◆ ENTRIES SUPPLIED ◆
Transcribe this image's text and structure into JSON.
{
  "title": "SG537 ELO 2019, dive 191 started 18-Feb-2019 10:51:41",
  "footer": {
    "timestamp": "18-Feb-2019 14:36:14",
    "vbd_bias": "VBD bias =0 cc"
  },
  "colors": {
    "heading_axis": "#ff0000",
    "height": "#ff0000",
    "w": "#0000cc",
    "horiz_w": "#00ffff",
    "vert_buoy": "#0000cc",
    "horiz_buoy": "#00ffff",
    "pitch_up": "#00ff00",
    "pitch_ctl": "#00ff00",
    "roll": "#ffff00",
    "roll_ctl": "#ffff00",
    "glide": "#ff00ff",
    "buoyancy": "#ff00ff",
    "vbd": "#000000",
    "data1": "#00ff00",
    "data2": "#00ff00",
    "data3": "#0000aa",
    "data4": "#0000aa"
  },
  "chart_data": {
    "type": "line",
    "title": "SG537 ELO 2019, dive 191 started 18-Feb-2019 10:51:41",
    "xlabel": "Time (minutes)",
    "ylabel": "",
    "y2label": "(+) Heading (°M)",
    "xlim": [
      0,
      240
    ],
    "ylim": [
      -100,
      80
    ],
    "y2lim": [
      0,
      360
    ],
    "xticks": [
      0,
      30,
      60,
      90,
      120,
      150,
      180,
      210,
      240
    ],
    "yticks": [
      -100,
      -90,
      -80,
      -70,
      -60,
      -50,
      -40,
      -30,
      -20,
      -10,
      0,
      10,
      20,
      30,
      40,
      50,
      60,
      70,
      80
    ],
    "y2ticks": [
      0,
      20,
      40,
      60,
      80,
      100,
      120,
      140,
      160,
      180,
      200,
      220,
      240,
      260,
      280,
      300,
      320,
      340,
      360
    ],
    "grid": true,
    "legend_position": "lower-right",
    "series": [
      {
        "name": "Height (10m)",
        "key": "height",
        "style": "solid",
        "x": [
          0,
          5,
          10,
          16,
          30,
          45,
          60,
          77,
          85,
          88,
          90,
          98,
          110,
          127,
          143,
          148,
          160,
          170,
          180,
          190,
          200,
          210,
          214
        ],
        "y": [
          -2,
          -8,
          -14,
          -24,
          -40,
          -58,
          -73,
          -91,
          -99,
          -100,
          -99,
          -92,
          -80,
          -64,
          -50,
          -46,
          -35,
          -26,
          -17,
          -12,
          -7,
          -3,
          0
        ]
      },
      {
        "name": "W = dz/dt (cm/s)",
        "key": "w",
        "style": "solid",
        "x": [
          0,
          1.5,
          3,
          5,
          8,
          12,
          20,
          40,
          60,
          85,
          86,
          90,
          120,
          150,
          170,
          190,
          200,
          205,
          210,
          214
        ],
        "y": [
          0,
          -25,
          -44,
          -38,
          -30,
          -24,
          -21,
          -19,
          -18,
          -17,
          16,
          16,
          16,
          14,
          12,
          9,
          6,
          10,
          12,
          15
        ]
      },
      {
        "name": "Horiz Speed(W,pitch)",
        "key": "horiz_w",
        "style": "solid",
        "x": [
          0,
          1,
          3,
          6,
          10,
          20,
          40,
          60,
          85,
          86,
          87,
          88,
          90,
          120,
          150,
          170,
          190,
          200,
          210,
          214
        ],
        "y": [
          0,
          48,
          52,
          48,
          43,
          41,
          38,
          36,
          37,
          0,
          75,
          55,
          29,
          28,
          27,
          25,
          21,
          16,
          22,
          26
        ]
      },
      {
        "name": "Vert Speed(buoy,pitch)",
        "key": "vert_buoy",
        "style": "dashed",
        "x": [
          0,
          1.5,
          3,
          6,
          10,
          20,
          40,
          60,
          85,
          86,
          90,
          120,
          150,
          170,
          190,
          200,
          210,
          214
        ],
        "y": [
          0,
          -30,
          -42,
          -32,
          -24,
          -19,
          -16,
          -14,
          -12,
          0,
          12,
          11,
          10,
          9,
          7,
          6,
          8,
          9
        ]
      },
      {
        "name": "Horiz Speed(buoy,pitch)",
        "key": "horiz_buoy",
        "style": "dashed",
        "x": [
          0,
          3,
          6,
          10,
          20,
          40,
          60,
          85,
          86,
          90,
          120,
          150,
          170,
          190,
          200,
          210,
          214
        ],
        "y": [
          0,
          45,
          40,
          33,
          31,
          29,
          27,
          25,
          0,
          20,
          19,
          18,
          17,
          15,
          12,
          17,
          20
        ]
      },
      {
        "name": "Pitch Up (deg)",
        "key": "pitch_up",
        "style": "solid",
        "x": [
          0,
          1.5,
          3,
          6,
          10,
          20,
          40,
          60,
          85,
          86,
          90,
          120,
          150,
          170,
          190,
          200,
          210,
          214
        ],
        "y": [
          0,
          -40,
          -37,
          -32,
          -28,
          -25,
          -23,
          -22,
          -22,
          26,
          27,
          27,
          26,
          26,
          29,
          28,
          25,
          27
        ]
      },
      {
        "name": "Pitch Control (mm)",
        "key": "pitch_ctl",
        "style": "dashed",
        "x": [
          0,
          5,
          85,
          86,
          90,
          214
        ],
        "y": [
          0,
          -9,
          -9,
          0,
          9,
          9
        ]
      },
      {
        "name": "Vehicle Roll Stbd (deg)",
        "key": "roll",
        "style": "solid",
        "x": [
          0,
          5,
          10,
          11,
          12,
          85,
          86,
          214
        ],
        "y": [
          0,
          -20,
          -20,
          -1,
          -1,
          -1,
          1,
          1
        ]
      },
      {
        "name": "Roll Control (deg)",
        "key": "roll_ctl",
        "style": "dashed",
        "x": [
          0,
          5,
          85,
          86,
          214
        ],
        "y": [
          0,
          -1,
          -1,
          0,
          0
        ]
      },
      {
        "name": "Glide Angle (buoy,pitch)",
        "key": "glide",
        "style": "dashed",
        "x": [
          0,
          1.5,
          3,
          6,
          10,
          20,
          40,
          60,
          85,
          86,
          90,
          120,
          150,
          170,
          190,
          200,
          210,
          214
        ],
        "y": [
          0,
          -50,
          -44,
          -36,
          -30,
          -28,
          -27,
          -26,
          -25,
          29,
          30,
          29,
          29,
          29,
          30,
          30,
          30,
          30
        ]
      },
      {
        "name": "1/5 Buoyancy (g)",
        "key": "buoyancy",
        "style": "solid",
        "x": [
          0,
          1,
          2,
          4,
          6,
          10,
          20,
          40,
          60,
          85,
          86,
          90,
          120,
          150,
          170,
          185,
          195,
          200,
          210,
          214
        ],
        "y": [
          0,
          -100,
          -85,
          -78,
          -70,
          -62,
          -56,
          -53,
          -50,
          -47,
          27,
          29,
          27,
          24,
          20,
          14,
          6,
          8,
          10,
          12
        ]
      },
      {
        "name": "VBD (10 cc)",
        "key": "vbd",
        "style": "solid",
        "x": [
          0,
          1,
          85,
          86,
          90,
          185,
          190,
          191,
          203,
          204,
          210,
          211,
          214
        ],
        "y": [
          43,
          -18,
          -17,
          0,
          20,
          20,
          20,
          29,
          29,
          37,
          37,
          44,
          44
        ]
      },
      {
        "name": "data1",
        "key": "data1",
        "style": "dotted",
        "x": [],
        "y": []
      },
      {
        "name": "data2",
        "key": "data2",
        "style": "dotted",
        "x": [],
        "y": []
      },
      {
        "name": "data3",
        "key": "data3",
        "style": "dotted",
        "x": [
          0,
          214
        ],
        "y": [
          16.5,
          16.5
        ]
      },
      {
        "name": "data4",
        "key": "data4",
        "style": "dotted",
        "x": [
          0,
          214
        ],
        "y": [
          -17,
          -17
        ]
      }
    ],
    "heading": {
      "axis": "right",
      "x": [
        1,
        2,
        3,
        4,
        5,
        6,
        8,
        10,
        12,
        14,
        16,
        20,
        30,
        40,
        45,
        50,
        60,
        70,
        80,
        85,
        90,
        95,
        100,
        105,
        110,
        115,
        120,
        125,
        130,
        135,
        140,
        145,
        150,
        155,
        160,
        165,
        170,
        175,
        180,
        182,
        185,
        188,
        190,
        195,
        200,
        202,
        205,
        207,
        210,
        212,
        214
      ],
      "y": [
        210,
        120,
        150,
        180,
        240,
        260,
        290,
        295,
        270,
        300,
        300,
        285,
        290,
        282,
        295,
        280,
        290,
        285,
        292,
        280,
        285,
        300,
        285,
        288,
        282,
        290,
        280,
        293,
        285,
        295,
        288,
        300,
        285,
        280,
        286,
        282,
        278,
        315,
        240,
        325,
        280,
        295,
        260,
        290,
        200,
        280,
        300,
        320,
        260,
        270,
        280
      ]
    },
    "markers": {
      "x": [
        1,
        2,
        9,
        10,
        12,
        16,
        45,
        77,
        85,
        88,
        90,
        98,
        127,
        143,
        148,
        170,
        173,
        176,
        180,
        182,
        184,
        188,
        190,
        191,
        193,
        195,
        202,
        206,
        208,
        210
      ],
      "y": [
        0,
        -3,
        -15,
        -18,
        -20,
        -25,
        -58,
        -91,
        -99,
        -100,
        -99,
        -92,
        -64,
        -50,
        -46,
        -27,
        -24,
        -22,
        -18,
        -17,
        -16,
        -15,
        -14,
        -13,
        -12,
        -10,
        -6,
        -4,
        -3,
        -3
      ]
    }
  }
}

◆ PROBLEM TO SOLVE ◆
Go over the entries above and say how many lines hold the string "dive", with no other text.

◆ ANSWER IN FULL ◆
2